(Entries with figure data)
....
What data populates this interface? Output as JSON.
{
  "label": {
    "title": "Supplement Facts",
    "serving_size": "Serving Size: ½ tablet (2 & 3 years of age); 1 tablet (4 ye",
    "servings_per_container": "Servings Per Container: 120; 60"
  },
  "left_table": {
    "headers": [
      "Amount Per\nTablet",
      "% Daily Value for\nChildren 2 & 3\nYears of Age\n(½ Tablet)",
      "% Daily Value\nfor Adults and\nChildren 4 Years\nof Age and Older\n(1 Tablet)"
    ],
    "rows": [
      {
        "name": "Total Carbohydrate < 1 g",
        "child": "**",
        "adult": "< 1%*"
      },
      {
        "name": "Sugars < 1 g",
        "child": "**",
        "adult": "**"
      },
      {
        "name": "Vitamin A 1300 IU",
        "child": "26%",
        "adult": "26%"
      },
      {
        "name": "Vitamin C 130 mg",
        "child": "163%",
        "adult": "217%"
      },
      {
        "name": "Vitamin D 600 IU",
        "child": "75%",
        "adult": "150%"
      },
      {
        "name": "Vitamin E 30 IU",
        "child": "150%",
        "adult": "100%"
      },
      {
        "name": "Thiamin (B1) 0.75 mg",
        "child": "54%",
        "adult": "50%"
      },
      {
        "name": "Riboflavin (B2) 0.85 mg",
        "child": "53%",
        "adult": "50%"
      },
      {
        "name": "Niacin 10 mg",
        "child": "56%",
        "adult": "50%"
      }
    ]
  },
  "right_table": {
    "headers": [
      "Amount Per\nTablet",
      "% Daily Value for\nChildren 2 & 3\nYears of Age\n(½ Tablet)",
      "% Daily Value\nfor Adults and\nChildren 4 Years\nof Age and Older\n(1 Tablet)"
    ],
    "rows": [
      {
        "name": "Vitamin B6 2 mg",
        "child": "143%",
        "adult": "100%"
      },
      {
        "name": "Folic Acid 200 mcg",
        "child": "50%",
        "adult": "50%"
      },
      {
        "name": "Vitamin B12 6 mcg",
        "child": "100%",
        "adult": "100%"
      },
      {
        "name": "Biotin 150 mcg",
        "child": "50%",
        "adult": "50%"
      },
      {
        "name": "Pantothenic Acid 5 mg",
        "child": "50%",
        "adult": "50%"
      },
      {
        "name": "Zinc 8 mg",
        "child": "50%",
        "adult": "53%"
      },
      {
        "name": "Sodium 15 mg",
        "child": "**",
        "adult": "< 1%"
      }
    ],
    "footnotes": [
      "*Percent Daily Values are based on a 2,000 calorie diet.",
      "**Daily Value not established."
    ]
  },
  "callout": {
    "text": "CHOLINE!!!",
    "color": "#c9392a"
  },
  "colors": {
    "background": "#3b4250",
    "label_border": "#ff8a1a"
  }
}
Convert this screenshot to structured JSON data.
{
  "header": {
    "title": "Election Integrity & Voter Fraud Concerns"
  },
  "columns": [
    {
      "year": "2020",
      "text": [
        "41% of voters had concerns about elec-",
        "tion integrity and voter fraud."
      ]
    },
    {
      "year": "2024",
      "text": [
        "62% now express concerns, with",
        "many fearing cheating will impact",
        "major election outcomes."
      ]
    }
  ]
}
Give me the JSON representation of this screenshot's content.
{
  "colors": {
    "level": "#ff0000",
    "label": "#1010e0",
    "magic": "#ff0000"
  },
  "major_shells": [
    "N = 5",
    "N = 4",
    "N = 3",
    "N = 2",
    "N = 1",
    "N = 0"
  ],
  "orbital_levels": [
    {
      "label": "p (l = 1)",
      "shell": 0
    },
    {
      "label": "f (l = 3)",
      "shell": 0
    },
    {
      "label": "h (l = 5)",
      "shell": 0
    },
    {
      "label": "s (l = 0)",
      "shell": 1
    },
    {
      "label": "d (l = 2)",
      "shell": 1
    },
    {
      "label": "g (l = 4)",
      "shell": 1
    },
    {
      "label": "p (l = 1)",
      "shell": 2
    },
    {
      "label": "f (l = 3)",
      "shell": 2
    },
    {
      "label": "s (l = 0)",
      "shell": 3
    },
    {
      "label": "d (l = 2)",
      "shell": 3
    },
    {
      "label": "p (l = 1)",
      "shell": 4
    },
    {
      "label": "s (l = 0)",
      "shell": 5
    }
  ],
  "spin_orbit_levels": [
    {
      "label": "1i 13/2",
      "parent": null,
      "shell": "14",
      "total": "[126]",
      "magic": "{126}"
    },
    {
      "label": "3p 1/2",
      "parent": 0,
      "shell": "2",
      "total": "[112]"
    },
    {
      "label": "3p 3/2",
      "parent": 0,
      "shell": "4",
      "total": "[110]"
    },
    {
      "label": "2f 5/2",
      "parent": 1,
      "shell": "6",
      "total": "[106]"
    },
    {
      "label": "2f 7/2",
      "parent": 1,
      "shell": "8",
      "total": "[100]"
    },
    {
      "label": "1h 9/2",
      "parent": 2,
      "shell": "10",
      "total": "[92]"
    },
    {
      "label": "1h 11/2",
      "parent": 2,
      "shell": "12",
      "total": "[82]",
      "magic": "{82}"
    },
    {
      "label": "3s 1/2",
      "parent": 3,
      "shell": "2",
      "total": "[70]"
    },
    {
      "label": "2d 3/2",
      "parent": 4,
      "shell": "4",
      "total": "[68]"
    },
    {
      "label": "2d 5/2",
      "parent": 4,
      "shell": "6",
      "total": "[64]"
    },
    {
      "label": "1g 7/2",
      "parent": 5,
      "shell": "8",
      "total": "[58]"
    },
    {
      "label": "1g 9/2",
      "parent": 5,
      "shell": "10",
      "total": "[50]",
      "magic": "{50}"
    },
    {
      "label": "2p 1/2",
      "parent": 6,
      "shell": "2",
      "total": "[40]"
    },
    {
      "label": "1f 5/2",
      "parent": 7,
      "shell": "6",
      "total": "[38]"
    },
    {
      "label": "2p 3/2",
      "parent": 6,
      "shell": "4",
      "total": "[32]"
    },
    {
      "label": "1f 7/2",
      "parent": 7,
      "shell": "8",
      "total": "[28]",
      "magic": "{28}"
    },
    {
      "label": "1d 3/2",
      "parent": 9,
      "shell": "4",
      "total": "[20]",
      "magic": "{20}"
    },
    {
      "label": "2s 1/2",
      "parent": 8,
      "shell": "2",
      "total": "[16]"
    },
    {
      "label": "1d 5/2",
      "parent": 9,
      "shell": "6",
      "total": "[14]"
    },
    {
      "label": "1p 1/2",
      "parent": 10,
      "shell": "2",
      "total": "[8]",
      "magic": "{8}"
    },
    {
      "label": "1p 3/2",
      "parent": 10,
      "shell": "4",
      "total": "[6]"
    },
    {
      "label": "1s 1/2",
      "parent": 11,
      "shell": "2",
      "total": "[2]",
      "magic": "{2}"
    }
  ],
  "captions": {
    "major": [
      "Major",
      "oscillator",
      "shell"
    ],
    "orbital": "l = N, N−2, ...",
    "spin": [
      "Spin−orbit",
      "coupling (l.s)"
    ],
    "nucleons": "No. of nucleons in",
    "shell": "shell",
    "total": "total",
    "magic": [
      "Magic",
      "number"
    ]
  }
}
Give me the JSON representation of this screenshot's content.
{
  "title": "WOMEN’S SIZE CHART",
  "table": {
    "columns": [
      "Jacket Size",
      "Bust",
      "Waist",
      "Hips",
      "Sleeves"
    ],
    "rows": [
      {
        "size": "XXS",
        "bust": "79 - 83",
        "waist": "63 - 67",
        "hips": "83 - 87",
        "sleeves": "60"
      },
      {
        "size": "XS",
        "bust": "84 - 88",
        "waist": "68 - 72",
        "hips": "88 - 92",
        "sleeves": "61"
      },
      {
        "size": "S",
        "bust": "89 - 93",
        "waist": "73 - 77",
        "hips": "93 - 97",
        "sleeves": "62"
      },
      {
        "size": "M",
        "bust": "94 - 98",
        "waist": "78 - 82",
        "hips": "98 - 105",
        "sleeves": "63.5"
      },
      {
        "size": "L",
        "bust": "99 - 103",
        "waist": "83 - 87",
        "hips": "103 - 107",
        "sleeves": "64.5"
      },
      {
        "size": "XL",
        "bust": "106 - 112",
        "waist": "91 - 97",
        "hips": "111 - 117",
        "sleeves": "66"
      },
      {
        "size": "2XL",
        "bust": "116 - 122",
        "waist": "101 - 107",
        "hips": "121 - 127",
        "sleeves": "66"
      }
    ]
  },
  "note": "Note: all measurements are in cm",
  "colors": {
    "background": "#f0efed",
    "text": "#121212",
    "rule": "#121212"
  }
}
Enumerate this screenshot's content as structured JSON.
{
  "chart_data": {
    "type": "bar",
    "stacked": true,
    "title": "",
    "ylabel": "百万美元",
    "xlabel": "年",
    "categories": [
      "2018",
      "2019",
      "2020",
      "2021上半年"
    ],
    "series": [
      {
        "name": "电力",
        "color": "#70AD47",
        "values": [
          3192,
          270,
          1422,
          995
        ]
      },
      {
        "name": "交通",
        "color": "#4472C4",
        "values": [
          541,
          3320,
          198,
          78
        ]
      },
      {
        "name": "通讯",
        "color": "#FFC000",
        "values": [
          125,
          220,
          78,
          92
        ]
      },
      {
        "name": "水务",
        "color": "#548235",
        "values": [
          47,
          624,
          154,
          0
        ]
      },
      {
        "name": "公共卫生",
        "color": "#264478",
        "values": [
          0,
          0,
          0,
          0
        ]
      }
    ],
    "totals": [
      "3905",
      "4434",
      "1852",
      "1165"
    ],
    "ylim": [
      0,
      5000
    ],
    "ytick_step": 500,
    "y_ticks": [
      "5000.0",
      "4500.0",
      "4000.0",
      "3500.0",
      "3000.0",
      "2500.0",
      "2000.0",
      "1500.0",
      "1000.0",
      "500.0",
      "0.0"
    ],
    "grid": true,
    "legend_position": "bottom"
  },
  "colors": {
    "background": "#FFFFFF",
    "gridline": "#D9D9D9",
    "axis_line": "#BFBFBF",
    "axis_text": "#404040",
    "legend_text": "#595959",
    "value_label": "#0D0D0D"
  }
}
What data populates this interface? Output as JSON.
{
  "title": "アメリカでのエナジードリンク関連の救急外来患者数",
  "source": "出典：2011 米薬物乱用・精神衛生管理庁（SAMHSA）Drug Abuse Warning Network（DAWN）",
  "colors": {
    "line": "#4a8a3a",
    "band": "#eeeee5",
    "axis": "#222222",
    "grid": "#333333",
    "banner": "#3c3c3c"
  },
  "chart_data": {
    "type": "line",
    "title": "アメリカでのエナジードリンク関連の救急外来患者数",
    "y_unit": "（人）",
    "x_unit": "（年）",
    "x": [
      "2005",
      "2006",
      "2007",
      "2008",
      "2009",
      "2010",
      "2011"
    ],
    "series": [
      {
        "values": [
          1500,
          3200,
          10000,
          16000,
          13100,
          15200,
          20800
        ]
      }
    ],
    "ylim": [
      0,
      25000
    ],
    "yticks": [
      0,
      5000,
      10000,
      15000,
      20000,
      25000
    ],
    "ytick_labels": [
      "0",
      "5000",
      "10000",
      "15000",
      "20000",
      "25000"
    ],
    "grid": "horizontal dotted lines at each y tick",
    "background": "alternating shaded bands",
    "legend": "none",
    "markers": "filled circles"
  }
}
....
● **SET EXERCISE**: Locate the word "Vitamin" in the data above. Copy every line carrying it.

● **THE RESULT**:
        "name": "Vitamin A 1300 IU",
        "name": "Vitamin C 130 mg",
        "name": "Vitamin D 600 IU",
        "name": "Vitamin E 30 IU",
        "name": "Vitamin B6 2 mg",
        "name": "Vitamin B12 6 mcg",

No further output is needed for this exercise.